### Task goal
Extract every line below that contains the word "this".

[Figure data in JSON]
☆ ☆ ☆ ☆ ☆

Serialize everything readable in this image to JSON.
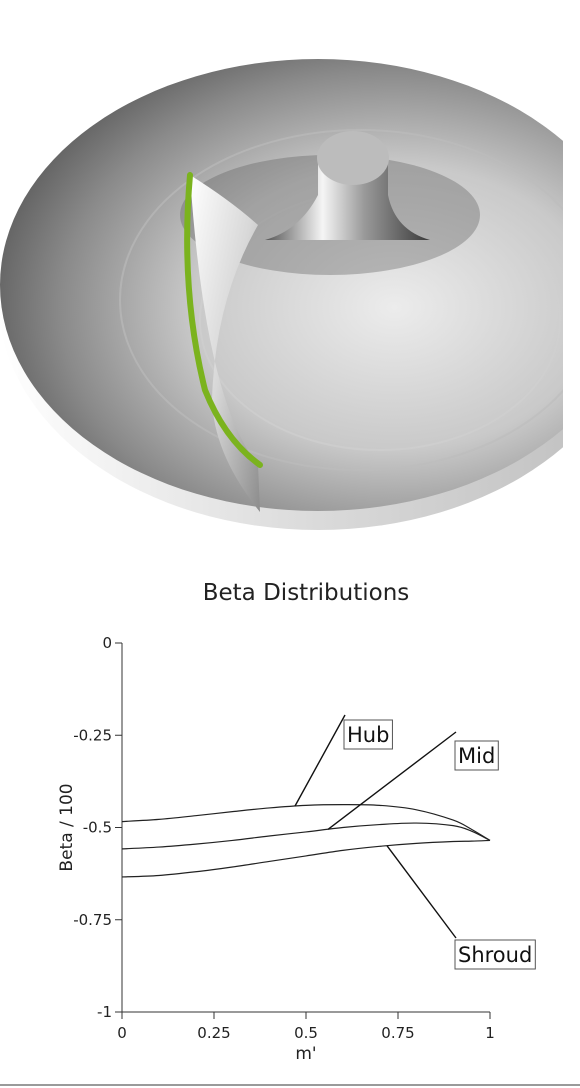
{
  "chart_data": {
    "type": "line",
    "title": "Beta Distributions",
    "xlabel": "m'",
    "ylabel": "Beta / 100",
    "xlim": [
      0,
      1
    ],
    "ylim": [
      -1,
      0
    ],
    "x_ticks": [
      "0",
      "0.25",
      "0.5",
      "0.75",
      "1"
    ],
    "y_ticks": [
      "0",
      "-0.25",
      "-0.5",
      "-0.75",
      "-1"
    ],
    "series": [
      {
        "name": "Hub",
        "x": [
          0,
          0.1,
          0.2,
          0.3,
          0.4,
          0.5,
          0.6,
          0.7,
          0.8,
          0.9,
          0.95,
          1.0
        ],
        "y": [
          -0.484,
          -0.478,
          -0.468,
          -0.457,
          -0.447,
          -0.44,
          -0.438,
          -0.44,
          -0.452,
          -0.48,
          -0.505,
          -0.535
        ]
      },
      {
        "name": "Mid",
        "x": [
          0,
          0.1,
          0.2,
          0.3,
          0.4,
          0.5,
          0.6,
          0.7,
          0.8,
          0.9,
          0.95,
          1.0
        ],
        "y": [
          -0.558,
          -0.553,
          -0.545,
          -0.535,
          -0.523,
          -0.512,
          -0.5,
          -0.492,
          -0.488,
          -0.495,
          -0.51,
          -0.535
        ]
      },
      {
        "name": "Shroud",
        "x": [
          0,
          0.1,
          0.2,
          0.3,
          0.4,
          0.5,
          0.6,
          0.7,
          0.8,
          0.9,
          0.95,
          1.0
        ],
        "y": [
          -0.634,
          -0.63,
          -0.62,
          -0.607,
          -0.592,
          -0.577,
          -0.562,
          -0.551,
          -0.543,
          -0.538,
          -0.537,
          -0.535
        ]
      }
    ],
    "annotations": [
      {
        "text": "Hub",
        "series": "Hub",
        "point_x": 0.47
      },
      {
        "text": "Mid",
        "series": "Mid",
        "point_x": 0.56
      },
      {
        "text": "Shroud",
        "series": "Shroud",
        "point_x": 0.72
      }
    ],
    "grid": false,
    "colors": {
      "line": "#222222",
      "axis": "#333333",
      "label_box": "#555555"
    }
  },
  "render": {
    "colors": {
      "disc_light": "#e6e6e6",
      "disc_dark": "#4a4a4a",
      "blade": "#f2f2f2",
      "edge_highlight": "#7bb31e"
    }
  }
}
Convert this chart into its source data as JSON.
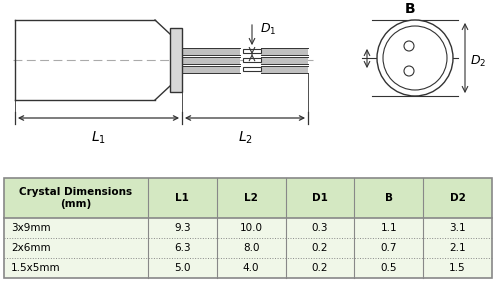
{
  "bg_color": "#ffffff",
  "table_header_bg": "#d4e8c2",
  "table_row_bg": "#f0f7e8",
  "table_border_color": "#888888",
  "table_header": [
    "Crystal Dimensions\n(mm)",
    "L1",
    "L2",
    "D1",
    "B",
    "D2"
  ],
  "table_rows": [
    [
      "3x9mm",
      "9.3",
      "10.0",
      "0.3",
      "1.1",
      "3.1"
    ],
    [
      "2x6mm",
      "6.3",
      "8.0",
      "0.2",
      "0.7",
      "2.1"
    ],
    [
      "1.5x5mm",
      "5.0",
      "4.0",
      "0.2",
      "0.5",
      "1.5"
    ]
  ],
  "line_color": "#333333",
  "dashed_color": "#aaaaaa",
  "gray_fill": "#d8d8d8",
  "lead_fill": "#c0c0c0"
}
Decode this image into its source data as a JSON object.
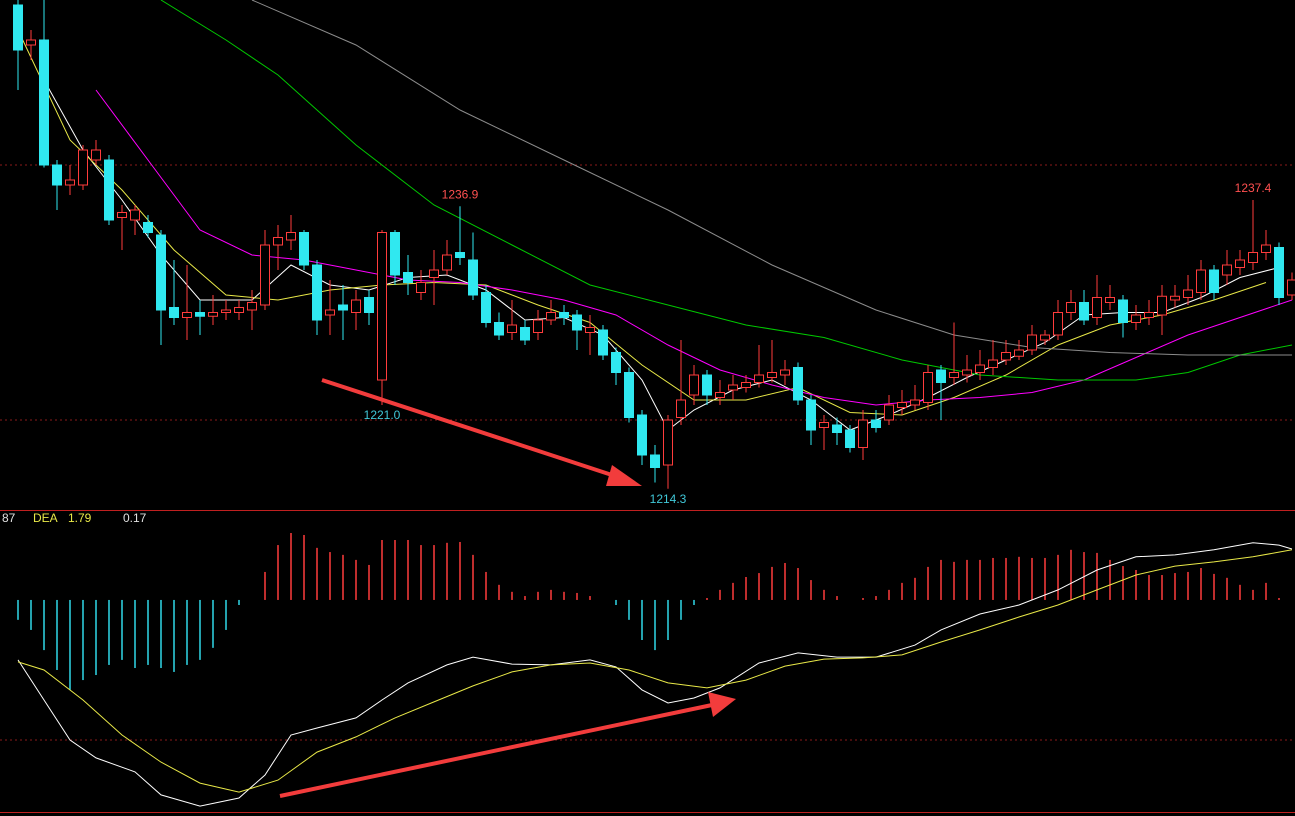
{
  "chart_data": [
    {
      "type": "candlestick",
      "up_color": "#ff3c3c",
      "down_color": "#30e8f0",
      "ylim": [
        1212.6,
        1253.4
      ],
      "open": [
        1253.0,
        1249.8,
        1250.2,
        1240.2,
        1238.6,
        1238.6,
        1240.6,
        1240.6,
        1236.0,
        1235.8,
        1235.6,
        1234.6,
        1228.8,
        1228.0,
        1228.4,
        1228.1,
        1228.4,
        1228.4,
        1228.6,
        1229.0,
        1233.8,
        1234.2,
        1234.8,
        1232.2,
        1228.2,
        1229.0,
        1228.4,
        1229.6,
        1223.0,
        1234.8,
        1231.6,
        1230.0,
        1231.2,
        1231.8,
        1233.2,
        1232.6,
        1230.0,
        1227.6,
        1226.8,
        1227.2,
        1226.8,
        1227.8,
        1228.4,
        1228.2,
        1226.8,
        1227.0,
        1225.2,
        1223.6,
        1220.2,
        1217.0,
        1216.2,
        1220.0,
        1221.8,
        1223.4,
        1221.6,
        1222.2,
        1222.4,
        1222.8,
        1223.2,
        1223.4,
        1224.0,
        1221.4,
        1219.2,
        1219.4,
        1219.0,
        1217.6,
        1219.8,
        1219.8,
        1220.8,
        1221.0,
        1221.2,
        1223.8,
        1223.2,
        1223.4,
        1223.6,
        1224.0,
        1224.6,
        1224.9,
        1225.4,
        1226.2,
        1226.6,
        1228.4,
        1229.2,
        1228.0,
        1229.2,
        1229.4,
        1227.6,
        1228.0,
        1228.2,
        1229.4,
        1229.6,
        1230.0,
        1231.8,
        1231.4,
        1232.0,
        1232.4,
        1233.2,
        1233.6,
        1229.8
      ],
      "high": [
        1253.4,
        1251.0,
        1253.4,
        1240.6,
        1240.2,
        1241.8,
        1242.2,
        1241.0,
        1237.0,
        1237.0,
        1236.2,
        1235.0,
        1232.6,
        1232.2,
        1229.4,
        1229.8,
        1229.4,
        1229.4,
        1230.2,
        1235.0,
        1235.4,
        1236.2,
        1235.0,
        1232.6,
        1231.0,
        1230.6,
        1230.2,
        1230.2,
        1235.0,
        1235.0,
        1233.0,
        1231.8,
        1233.4,
        1234.2,
        1236.9,
        1234.8,
        1230.6,
        1228.4,
        1229.4,
        1227.8,
        1228.6,
        1229.4,
        1229.0,
        1228.6,
        1228.2,
        1227.4,
        1225.6,
        1224.0,
        1220.6,
        1217.8,
        1220.2,
        1226.2,
        1224.2,
        1223.8,
        1223.0,
        1223.4,
        1223.4,
        1225.8,
        1226.2,
        1224.6,
        1224.4,
        1221.8,
        1220.2,
        1220.0,
        1219.4,
        1220.6,
        1220.6,
        1221.8,
        1222.2,
        1222.6,
        1224.2,
        1224.2,
        1227.6,
        1225.0,
        1225.4,
        1226.2,
        1226.2,
        1226.2,
        1227.4,
        1227.0,
        1229.4,
        1230.2,
        1230.2,
        1231.4,
        1230.6,
        1229.8,
        1229.0,
        1229.4,
        1230.6,
        1230.6,
        1231.4,
        1232.6,
        1232.2,
        1233.4,
        1233.4,
        1237.4,
        1235.0,
        1234.0,
        1231.6
      ],
      "low": [
        1246.2,
        1248.6,
        1240.0,
        1236.6,
        1237.8,
        1238.2,
        1240.2,
        1235.4,
        1233.4,
        1234.6,
        1234.4,
        1225.8,
        1227.4,
        1226.2,
        1226.6,
        1227.4,
        1227.8,
        1227.8,
        1227.0,
        1228.6,
        1231.8,
        1233.4,
        1231.8,
        1226.6,
        1226.6,
        1226.2,
        1227.0,
        1227.4,
        1221.0,
        1230.6,
        1229.8,
        1229.4,
        1229.0,
        1231.4,
        1232.2,
        1229.4,
        1227.2,
        1226.2,
        1226.2,
        1225.8,
        1226.2,
        1227.4,
        1227.4,
        1225.4,
        1225.0,
        1224.6,
        1222.6,
        1219.6,
        1216.2,
        1214.8,
        1214.3,
        1219.4,
        1221.0,
        1221.0,
        1221.0,
        1221.4,
        1222.0,
        1222.4,
        1222.8,
        1222.6,
        1221.0,
        1217.8,
        1217.4,
        1217.8,
        1217.2,
        1216.6,
        1218.8,
        1219.4,
        1220.2,
        1220.6,
        1220.6,
        1219.8,
        1222.6,
        1222.8,
        1223.0,
        1223.4,
        1224.2,
        1224.6,
        1225.0,
        1225.8,
        1226.2,
        1227.8,
        1227.4,
        1227.4,
        1228.6,
        1226.4,
        1227.0,
        1227.4,
        1226.6,
        1228.8,
        1229.0,
        1229.4,
        1229.4,
        1230.6,
        1231.4,
        1231.8,
        1232.6,
        1229.0,
        1229.4
      ],
      "close": [
        1249.4,
        1250.2,
        1240.2,
        1238.6,
        1239.0,
        1241.4,
        1241.4,
        1235.8,
        1236.4,
        1236.6,
        1234.8,
        1228.6,
        1228.0,
        1228.4,
        1228.1,
        1228.4,
        1228.6,
        1228.8,
        1229.2,
        1233.8,
        1234.4,
        1234.8,
        1232.2,
        1227.8,
        1228.6,
        1228.6,
        1229.4,
        1228.4,
        1234.8,
        1231.4,
        1230.8,
        1230.8,
        1231.8,
        1233.0,
        1232.8,
        1229.8,
        1227.6,
        1226.6,
        1227.4,
        1226.2,
        1227.8,
        1228.4,
        1228.0,
        1227.0,
        1227.2,
        1225.0,
        1223.6,
        1220.0,
        1217.0,
        1216.0,
        1219.8,
        1221.4,
        1223.4,
        1221.8,
        1222.0,
        1222.6,
        1222.8,
        1223.4,
        1223.6,
        1223.8,
        1221.4,
        1219.0,
        1219.6,
        1218.8,
        1217.6,
        1219.8,
        1219.2,
        1221.0,
        1221.2,
        1221.4,
        1223.6,
        1222.8,
        1223.6,
        1223.8,
        1224.2,
        1224.6,
        1225.2,
        1225.4,
        1226.6,
        1226.6,
        1228.4,
        1229.2,
        1227.8,
        1229.6,
        1229.6,
        1227.6,
        1228.2,
        1228.4,
        1229.7,
        1229.7,
        1230.2,
        1231.8,
        1230.0,
        1232.2,
        1232.6,
        1233.2,
        1233.8,
        1229.6,
        1231.0
      ],
      "lines": [
        {
          "color": "#ffffff",
          "x": [
            2,
            5,
            8,
            11,
            14,
            18,
            21,
            24,
            27,
            30,
            33,
            36,
            39,
            42,
            45,
            48,
            50,
            52,
            55,
            58,
            61,
            64,
            67,
            70,
            73,
            76,
            79,
            82,
            85,
            88,
            91,
            94,
            97
          ],
          "values": [
            1247.0,
            1241.4,
            1237.4,
            1233.0,
            1229.4,
            1229.4,
            1232.2,
            1230.6,
            1230.2,
            1231.2,
            1231.4,
            1230.2,
            1227.8,
            1228.0,
            1226.6,
            1223.0,
            1219.0,
            1220.6,
            1222.2,
            1223.0,
            1221.4,
            1219.0,
            1220.2,
            1221.6,
            1223.2,
            1224.6,
            1226.0,
            1228.2,
            1228.4,
            1228.4,
            1229.6,
            1231.2,
            1232.0
          ]
        },
        {
          "color": "#e8e848",
          "x": [
            0,
            4,
            8,
            12,
            16,
            20,
            24,
            28,
            32,
            36,
            40,
            44,
            48,
            52,
            56,
            60,
            64,
            68,
            72,
            76,
            80,
            84,
            88,
            92,
            96
          ],
          "values": [
            1251.0,
            1242.2,
            1238.2,
            1233.4,
            1229.8,
            1229.4,
            1230.2,
            1230.6,
            1230.8,
            1230.6,
            1229.0,
            1227.6,
            1224.2,
            1221.4,
            1221.4,
            1222.4,
            1220.4,
            1220.2,
            1221.6,
            1223.4,
            1225.8,
            1227.4,
            1228.2,
            1229.4,
            1230.8
          ]
        },
        {
          "color": "#ff00ff",
          "x": [
            6,
            10,
            14,
            18,
            22,
            26,
            30,
            34,
            38,
            42,
            46,
            50,
            54,
            58,
            62,
            66,
            70,
            74,
            78,
            82,
            86,
            90,
            94,
            98
          ],
          "values": [
            1246.2,
            1240.6,
            1235.0,
            1233.0,
            1232.6,
            1231.8,
            1231.0,
            1230.8,
            1230.2,
            1229.4,
            1228.2,
            1225.8,
            1223.8,
            1222.6,
            1221.6,
            1221.0,
            1221.4,
            1221.6,
            1222.0,
            1223.0,
            1224.8,
            1226.6,
            1228.0,
            1229.4
          ]
        },
        {
          "color": "#00c800",
          "x": [
            11,
            16,
            20,
            26,
            32,
            38,
            44,
            50,
            56,
            62,
            68,
            74,
            80,
            86,
            90,
            94,
            98
          ],
          "values": [
            1253.4,
            1250.2,
            1247.4,
            1241.8,
            1237.0,
            1233.8,
            1230.6,
            1229.0,
            1227.4,
            1226.4,
            1224.6,
            1223.4,
            1223.0,
            1223.0,
            1223.6,
            1225.0,
            1225.8
          ]
        },
        {
          "color": "#8c8c8c",
          "x": [
            18,
            26,
            34,
            42,
            50,
            58,
            66,
            72,
            78,
            84,
            90,
            98
          ],
          "values": [
            1253.4,
            1249.8,
            1244.6,
            1240.6,
            1236.6,
            1232.2,
            1228.6,
            1226.6,
            1225.6,
            1225.2,
            1225.0,
            1225.0
          ]
        }
      ],
      "annotations": [
        {
          "index": 34,
          "value": 1236.9,
          "label": "1236.9",
          "color": "#ff5050"
        },
        {
          "index": 28,
          "value": 1221.0,
          "label": "1221.0",
          "color": "#40c8d8"
        },
        {
          "index": 50,
          "value": 1214.3,
          "label": "1214.3",
          "color": "#40c8d8"
        },
        {
          "index": 95,
          "value": 1237.4,
          "label": "1237.4",
          "color": "#ff5050"
        }
      ]
    },
    {
      "type": "macd",
      "up_color": "#ff3c3c",
      "down_color": "#30d8e8",
      "ylim": [
        -7.57,
        3.14
      ],
      "values": [
        -0.71,
        -1.07,
        -1.79,
        -2.5,
        -3.21,
        -2.86,
        -2.68,
        -2.32,
        -2.14,
        -2.43,
        -2.32,
        -2.43,
        -2.57,
        -2.32,
        -2.14,
        -1.71,
        -1.07,
        -0.18,
        0,
        1.0,
        1.96,
        2.39,
        2.32,
        1.86,
        1.71,
        1.61,
        1.43,
        1.25,
        2.14,
        2.14,
        2.14,
        1.96,
        1.96,
        2.04,
        2.07,
        1.61,
        1.0,
        0.54,
        0.29,
        0.14,
        0.29,
        0.36,
        0.29,
        0.25,
        0.14,
        0,
        -0.18,
        -0.71,
        -1.43,
        -1.79,
        -1.43,
        -0.71,
        -0.18,
        0.07,
        0.36,
        0.61,
        0.82,
        0.96,
        1.18,
        1.32,
        1.14,
        0.71,
        0.36,
        0.14,
        0,
        0.07,
        0.14,
        0.36,
        0.61,
        0.79,
        1.18,
        1.43,
        1.36,
        1.43,
        1.43,
        1.5,
        1.5,
        1.54,
        1.5,
        1.5,
        1.61,
        1.79,
        1.71,
        1.68,
        1.43,
        1.21,
        1.07,
        0.89,
        0.89,
        0.96,
        1.0,
        1.14,
        0.93,
        0.79,
        0.54,
        0.36,
        0.61,
        0.07,
        0
      ],
      "lines": [
        {
          "color": "#ffffff",
          "x": [
            0,
            2,
            4,
            6,
            9,
            11,
            14,
            17,
            19,
            21,
            23,
            26,
            28,
            30,
            33,
            35,
            38,
            41,
            44,
            46,
            48,
            50,
            52,
            54,
            57,
            60,
            63,
            66,
            69,
            71,
            74,
            77,
            80,
            83,
            86,
            89,
            92,
            95,
            97,
            98
          ],
          "values": [
            -2.14,
            -3.57,
            -5.0,
            -5.64,
            -6.14,
            -6.96,
            -7.36,
            -7.07,
            -6.25,
            -4.82,
            -4.57,
            -4.21,
            -3.57,
            -2.96,
            -2.32,
            -2.04,
            -2.29,
            -2.32,
            -2.14,
            -2.39,
            -3.21,
            -3.68,
            -3.5,
            -3.14,
            -2.25,
            -1.89,
            -2.04,
            -2.04,
            -1.61,
            -1.07,
            -0.5,
            -0.18,
            0.36,
            1.07,
            1.54,
            1.61,
            1.79,
            2.04,
            1.96,
            1.82
          ]
        },
        {
          "color": "#e8e848",
          "x": [
            0,
            2,
            5,
            8,
            11,
            14,
            17,
            20,
            23,
            26,
            29,
            32,
            35,
            38,
            41,
            44,
            47,
            50,
            53,
            56,
            59,
            62,
            65,
            68,
            71,
            74,
            77,
            80,
            83,
            86,
            89,
            92,
            95,
            98
          ],
          "values": [
            -2.21,
            -2.5,
            -3.57,
            -4.82,
            -5.79,
            -6.54,
            -6.86,
            -6.43,
            -5.43,
            -4.89,
            -4.21,
            -3.64,
            -3.07,
            -2.57,
            -2.32,
            -2.25,
            -2.5,
            -2.96,
            -3.14,
            -2.86,
            -2.36,
            -2.11,
            -2.07,
            -1.96,
            -1.5,
            -1.07,
            -0.61,
            -0.18,
            0.36,
            0.89,
            1.21,
            1.36,
            1.54,
            1.79
          ]
        }
      ],
      "legend": {
        "dif_value": "87",
        "dea_label": "DEA",
        "dea_value": 1.79,
        "macd_value": 0.17
      }
    }
  ]
}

☆ ☆ ☆ ☆ ☆

### Finished exercise
Serialize everything readable in this image to JSON.
Convert this chart into its source data as JSON.
Decode this image into its source data as a JSON object.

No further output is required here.